▶ **TASK GOAL**: Copy each entry as it stands, leaving nothing out.

▶ **Figure collection entries**:

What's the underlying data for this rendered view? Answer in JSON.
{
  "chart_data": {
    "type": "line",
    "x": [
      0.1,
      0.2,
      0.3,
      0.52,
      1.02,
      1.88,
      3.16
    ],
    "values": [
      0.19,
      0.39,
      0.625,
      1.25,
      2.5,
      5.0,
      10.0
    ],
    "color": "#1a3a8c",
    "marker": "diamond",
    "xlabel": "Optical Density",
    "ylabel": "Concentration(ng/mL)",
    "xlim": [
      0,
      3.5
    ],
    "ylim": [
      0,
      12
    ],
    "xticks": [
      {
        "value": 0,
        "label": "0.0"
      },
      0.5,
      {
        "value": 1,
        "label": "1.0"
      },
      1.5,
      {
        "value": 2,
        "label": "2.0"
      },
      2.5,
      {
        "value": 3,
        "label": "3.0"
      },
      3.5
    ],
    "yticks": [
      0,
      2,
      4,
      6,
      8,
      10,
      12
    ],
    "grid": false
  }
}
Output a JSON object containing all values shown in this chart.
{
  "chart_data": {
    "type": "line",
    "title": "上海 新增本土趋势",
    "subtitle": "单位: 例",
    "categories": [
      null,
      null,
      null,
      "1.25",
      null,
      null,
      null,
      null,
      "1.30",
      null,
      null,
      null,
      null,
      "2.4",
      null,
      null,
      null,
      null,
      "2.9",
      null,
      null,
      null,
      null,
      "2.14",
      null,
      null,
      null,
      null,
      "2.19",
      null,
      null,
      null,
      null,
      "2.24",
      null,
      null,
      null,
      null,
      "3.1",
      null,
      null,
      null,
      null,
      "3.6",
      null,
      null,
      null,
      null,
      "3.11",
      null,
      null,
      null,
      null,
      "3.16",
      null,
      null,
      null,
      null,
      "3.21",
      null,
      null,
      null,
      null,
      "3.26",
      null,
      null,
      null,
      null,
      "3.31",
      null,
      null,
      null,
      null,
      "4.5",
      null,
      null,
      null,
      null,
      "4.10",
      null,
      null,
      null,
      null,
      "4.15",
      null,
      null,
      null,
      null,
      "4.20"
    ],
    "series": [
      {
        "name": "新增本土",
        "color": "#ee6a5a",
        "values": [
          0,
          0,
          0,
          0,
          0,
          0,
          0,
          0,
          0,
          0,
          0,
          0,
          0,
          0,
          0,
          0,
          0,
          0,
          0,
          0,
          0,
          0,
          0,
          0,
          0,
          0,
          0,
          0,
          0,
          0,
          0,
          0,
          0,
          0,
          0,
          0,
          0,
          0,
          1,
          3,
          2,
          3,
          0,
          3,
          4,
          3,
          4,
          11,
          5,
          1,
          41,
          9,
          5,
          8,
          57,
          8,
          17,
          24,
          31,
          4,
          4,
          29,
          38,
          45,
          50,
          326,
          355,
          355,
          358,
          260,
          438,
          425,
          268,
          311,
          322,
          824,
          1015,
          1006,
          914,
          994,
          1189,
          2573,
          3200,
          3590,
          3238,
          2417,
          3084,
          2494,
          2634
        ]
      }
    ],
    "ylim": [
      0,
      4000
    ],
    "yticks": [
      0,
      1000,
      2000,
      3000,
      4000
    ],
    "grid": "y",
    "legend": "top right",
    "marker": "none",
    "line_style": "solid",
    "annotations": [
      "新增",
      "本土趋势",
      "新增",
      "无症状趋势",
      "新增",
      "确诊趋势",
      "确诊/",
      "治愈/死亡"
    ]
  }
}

▶ **WRITTEN SOLUTION**:
What's the underlying data for this rendered view? Answer in JSON.
{
  "chart_data": {
    "type": "line",
    "x": [
      0.1,
      0.2,
      0.3,
      0.52,
      1.02,
      1.88,
      3.16
    ],
    "values": [
      0.19,
      0.39,
      0.625,
      1.25,
      2.5,
      5.0,
      10.0
    ],
    "color": "#1a3a8c",
    "marker": "diamond",
    "xlabel": "Optical Density",
    "ylabel": "Concentration(ng/mL)",
    "xlim": [
      0,
      3.5
    ],
    "ylim": [
      0,
      12
    ],
    "xticks": [
      {
        "value": 0,
        "label": "0.0"
      },
      0.5,
      {
        "value": 1,
        "label": "1.0"
      },
      1.5,
      {
        "value": 2,
        "label": "2.0"
      },
      2.5,
      {
        "value": 3,
        "label": "3.0"
      },
      3.5
    ],
    "yticks": [
      0,
      2,
      4,
      6,
      8,
      10,
      12
    ],
    "grid": false
  }
}
Output a JSON object containing all values shown in this chart.
{
  "chart_data": {
    "type": "line",
    "title": "上海 新增本土趋势",
    "subtitle": "单位: 例",
    "categories": [
      null,
      null,
      null,
      "1.25",
      null,
      null,
      null,
      null,
      "1.30",
      null,
      null,
      null,
      null,
      "2.4",
      null,
      null,
      null,
      null,
      "2.9",
      null,
      null,
      null,
      null,
      "2.14",
      null,
      null,
      null,
      null,
      "2.19",
      null,
      null,
      null,
      null,
      "2.24",
      null,
      null,
      null,
      null,
      "3.1",
      null,
      null,
      null,
      null,
      "3.6",
      null,
      null,
      null,
      null,
      "3.11",
      null,
      null,
      null,
      null,
      "3.16",
      null,
      null,
      null,
      null,
      "3.21",
      null,
      null,
      null,
      null,
      "3.26",
      null,
      null,
      null,
      null,
      "3.31",
      null,
      null,
      null,
      null,
      "4.5",
      null,
      null,
      null,
      null,
      "4.10",
      null,
      null,
      null,
      null,
      "4.15",
      null,
      null,
      null,
      null,
      "4.20"
    ],
    "series": [
      {
        "name": "新增本土",
        "color": "#ee6a5a",
        "values": [
          0,
          0,
          0,
          0,
          0,
          0,
          0,
          0,
          0,
          0,
          0,
          0,
          0,
          0,
          0,
          0,
          0,
          0,
          0,
          0,
          0,
          0,
          0,
          0,
          0,
          0,
          0,
          0,
          0,
          0,
          0,
          0,
          0,
          0,
          0,
          0,
          0,
          0,
          1,
          3,
          2,
          3,
          0,
          3,
          4,
          3,
          4,
          11,
          5,
          1,
          41,
          9,
          5,
          8,
          57,
          8,
          17,
          24,
          31,
          4,
          4,
          29,
          38,
          45,
          50,
          326,
          355,
          355,
          358,
          260,
          438,
          425,
          268,
          311,
          322,
          824,
          1015,
          1006,
          914,
          994,
          1189,
          2573,
          3200,
          3590,
          3238,
          2417,
          3084,
          2494,
          2634
        ]
      }
    ],
    "ylim": [
      0,
      4000
    ],
    "yticks": [
      0,
      1000,
      2000,
      3000,
      4000
    ],
    "grid": "y",
    "legend": "top right",
    "marker": "none",
    "line_style": "solid",
    "annotations": [
      "新增",
      "本土趋势",
      "新增",
      "无症状趋势",
      "新增",
      "确诊趋势",
      "确诊/",
      "治愈/死亡"
    ]
  }
}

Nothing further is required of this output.